--- Task statement ---
In the entries that follow, find the word "определяется" and report each line it is on.

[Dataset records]
####################
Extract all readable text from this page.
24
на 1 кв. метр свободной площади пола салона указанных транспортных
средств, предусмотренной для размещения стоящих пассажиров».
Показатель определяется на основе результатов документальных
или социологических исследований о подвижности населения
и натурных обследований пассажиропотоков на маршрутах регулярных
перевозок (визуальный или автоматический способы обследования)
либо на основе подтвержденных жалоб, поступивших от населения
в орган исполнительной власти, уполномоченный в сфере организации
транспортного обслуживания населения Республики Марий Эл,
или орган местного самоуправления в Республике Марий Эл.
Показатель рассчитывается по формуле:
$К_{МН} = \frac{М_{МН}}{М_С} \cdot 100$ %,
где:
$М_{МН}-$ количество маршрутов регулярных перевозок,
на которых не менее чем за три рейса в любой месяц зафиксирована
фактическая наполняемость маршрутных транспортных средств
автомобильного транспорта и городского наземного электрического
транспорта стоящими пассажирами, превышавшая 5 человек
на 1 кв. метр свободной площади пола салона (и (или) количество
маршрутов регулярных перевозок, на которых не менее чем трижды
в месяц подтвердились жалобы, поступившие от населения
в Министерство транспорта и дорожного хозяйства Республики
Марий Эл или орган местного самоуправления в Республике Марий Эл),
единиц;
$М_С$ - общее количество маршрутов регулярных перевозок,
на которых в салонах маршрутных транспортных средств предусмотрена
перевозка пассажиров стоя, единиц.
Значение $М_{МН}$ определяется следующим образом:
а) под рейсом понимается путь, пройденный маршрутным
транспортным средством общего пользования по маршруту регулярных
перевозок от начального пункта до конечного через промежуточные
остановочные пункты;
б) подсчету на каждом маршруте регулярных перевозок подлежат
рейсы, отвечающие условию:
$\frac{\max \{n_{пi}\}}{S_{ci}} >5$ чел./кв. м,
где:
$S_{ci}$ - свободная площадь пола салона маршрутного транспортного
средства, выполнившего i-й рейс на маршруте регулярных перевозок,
####################
--- In response ---
Показатель определяется на основе результатов документальных
Значение $М_{МН}$ определяется следующим образом:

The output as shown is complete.